* **Goal**: Return all lines below containing the word "with".

....

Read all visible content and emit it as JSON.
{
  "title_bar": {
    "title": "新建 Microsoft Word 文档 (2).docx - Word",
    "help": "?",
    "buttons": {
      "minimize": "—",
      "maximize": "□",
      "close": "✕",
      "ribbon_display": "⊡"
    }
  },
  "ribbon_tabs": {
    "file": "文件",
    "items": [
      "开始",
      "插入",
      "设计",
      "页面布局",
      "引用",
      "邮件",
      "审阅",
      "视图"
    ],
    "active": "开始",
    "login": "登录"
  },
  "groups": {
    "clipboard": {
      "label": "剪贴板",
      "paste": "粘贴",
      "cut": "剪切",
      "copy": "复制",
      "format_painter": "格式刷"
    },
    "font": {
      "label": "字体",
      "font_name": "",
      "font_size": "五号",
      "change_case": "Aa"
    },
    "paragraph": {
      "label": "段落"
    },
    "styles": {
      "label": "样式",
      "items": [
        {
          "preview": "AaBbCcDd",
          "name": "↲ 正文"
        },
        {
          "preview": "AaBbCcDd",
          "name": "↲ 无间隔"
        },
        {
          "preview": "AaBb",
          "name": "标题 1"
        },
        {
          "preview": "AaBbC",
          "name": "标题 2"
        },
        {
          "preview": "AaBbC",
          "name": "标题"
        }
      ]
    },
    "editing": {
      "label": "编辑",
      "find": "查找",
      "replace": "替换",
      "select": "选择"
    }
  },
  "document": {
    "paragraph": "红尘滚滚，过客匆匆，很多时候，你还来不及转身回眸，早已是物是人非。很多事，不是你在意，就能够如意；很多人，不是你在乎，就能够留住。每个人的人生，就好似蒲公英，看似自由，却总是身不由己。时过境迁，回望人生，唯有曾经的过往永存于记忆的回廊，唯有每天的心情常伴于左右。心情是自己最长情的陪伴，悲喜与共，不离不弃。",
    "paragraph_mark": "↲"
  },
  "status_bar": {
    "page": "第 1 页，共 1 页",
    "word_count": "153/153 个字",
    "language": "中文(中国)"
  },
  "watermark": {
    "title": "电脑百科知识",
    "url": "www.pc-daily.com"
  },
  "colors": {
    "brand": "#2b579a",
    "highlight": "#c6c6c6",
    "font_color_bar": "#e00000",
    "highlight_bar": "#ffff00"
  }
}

....

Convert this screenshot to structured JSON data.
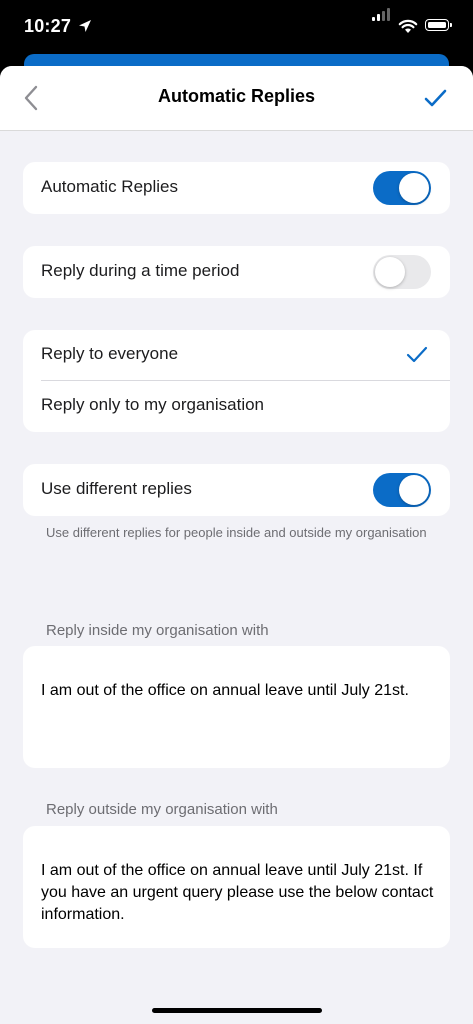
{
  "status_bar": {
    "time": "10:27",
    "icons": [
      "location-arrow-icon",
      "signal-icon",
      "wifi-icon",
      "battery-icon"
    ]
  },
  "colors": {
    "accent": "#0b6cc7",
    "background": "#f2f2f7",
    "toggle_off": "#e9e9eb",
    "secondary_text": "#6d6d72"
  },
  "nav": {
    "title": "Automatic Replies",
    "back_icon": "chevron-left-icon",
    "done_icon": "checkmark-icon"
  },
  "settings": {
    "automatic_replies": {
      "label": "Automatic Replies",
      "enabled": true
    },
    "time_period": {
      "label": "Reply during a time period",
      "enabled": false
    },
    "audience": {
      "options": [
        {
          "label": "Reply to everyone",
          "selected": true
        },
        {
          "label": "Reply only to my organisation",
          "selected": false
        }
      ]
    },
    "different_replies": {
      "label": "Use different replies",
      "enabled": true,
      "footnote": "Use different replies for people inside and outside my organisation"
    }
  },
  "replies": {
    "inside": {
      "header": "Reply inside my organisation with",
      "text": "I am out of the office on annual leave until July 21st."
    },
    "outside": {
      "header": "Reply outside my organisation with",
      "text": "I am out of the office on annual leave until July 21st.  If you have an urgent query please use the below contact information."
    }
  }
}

....

* **Reply**:
      "header": "Reply inside my organisation with",
      "header": "Reply outside my organisation with",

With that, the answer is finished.